Tasks for this exercise:
**a.** According to the self-cleaning paint article, which institutions did the research team come from?
**b.** Rewrite everything in the self-cleaning paint article from "The coating can" down to "scuffed with sandpaper.", and put "steel wool" in place of "sandpaper".
**c.** Carry on with the self-cleaning paint article, starting after its last sentence.

Top of Excerpted passage

Paint makes tough self-cleaning surfaces

15 June 2015

A new paint coating that makes robust self-cleaning surfaces, has been developed by a team of researchers from UCL, Imperial College London and China’s Dalian University of Technology.
The coating can be applied to clothes, paper, glass and steel and when combined with adhesives, maintains its self-cleaning properties after being wiped, scratched with a knife and scuffed with sandpaper.
The paint, made from coated TiO2 nanoparticles, can give a wide-range of materials self-cleaning properties, even during and after immersion in oil and following damage to the surface.
Self-cleaning surfaces work by being extremely repellent to water but often stop working when they are damaged or exposed to oil. The new paint creates a more resilient surface that is resistant to everyday wear and tear, so could be used for a wide range of real-world applications from clothing and cars, say the researchers.

Bottom of Excerpted passage
Top of Listed entries

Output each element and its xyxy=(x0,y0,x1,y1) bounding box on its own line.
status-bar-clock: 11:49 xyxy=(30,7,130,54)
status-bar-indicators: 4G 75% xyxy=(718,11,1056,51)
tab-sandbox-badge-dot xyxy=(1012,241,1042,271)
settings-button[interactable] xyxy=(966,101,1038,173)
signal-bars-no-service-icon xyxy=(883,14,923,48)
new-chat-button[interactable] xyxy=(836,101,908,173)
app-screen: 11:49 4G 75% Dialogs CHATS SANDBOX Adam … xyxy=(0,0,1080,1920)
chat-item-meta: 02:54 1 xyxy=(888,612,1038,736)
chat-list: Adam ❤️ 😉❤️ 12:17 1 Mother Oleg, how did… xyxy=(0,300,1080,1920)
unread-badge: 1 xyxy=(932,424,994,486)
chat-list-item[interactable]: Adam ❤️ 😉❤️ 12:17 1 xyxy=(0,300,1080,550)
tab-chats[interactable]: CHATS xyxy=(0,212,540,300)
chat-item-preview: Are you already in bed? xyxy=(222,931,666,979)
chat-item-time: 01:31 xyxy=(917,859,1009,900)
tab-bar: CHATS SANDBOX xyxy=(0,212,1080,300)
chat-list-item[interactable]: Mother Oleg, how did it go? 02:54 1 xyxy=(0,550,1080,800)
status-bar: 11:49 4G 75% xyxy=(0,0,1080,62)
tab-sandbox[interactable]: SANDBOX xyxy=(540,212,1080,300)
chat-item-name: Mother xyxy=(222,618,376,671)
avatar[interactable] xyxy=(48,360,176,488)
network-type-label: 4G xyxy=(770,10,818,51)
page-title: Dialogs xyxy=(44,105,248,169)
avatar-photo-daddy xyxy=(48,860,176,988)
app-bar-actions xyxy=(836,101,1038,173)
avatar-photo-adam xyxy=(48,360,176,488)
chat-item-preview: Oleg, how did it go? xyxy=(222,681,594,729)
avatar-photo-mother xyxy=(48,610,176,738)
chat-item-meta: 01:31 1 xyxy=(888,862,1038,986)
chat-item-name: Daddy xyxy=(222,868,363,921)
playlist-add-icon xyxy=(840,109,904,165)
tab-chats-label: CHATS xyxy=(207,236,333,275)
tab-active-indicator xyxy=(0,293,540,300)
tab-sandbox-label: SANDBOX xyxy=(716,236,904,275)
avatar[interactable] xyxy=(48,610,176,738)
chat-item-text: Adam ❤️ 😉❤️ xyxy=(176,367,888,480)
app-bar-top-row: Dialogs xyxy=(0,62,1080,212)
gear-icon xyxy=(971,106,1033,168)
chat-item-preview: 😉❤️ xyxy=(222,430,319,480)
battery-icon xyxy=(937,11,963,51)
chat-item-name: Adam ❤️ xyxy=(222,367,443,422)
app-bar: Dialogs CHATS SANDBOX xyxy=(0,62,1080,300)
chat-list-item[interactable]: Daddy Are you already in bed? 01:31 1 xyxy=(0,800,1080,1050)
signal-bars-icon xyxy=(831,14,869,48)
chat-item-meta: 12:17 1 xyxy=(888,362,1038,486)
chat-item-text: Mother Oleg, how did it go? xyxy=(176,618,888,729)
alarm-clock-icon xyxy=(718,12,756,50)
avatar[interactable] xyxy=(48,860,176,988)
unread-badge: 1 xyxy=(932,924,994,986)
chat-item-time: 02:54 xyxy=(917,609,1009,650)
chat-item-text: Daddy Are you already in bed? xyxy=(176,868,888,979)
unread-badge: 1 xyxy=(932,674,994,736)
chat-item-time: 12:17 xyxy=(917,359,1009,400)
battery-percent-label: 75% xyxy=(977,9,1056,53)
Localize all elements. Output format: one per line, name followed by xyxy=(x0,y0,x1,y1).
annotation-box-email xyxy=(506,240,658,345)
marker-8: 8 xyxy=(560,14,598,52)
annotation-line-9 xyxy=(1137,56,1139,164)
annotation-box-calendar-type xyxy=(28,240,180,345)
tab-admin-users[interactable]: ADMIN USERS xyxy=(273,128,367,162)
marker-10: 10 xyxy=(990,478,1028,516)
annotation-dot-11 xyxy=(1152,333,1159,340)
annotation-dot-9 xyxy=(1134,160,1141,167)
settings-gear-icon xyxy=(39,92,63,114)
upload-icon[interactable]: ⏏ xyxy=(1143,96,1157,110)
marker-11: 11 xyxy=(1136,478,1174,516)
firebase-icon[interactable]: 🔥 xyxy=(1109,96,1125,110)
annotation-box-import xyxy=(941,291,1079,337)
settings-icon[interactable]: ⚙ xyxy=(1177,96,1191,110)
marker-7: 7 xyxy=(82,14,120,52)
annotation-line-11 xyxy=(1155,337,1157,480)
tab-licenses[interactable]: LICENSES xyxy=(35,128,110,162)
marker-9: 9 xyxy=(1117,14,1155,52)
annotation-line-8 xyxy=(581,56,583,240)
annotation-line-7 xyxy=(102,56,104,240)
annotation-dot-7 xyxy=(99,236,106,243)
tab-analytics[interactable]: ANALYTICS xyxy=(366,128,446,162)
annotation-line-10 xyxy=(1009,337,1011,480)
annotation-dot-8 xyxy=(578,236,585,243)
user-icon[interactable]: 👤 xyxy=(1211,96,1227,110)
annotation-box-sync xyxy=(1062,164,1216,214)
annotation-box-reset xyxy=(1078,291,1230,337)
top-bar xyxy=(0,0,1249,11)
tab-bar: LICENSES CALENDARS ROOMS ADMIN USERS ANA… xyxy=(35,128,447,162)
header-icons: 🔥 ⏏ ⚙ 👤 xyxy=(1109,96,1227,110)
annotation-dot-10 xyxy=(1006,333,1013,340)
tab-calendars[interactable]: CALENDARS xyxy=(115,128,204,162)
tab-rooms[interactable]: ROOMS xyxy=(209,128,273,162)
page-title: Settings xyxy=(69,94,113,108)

Bottom of Listed entries

Answers to the exercises:
**a.** UCL, Imperial College London and China’s Dalian University of Technology.

**b.**
The coating can be applied to clothes, paper, glass and steel and when combined with adhesives, maintains its self-cleaning properties after being wiped, scratched with a knife and scuffed with steel wool.

**c.**
Extremely water-repellent surfaces cause water to ball into tight droplets. When these roll about on the surface, they pick up dirt, viruses and bacteria, cleaning it without any scrubbing. In this way, a rain shower could clean a car instead of making it dirty.
Different coating methods were used to create the water repellent surfaces, depending on the material. An artist’s spray-gun was used to coat glass and steel, dip-coating for cotton wool and a syringe to apply the paint on to paper.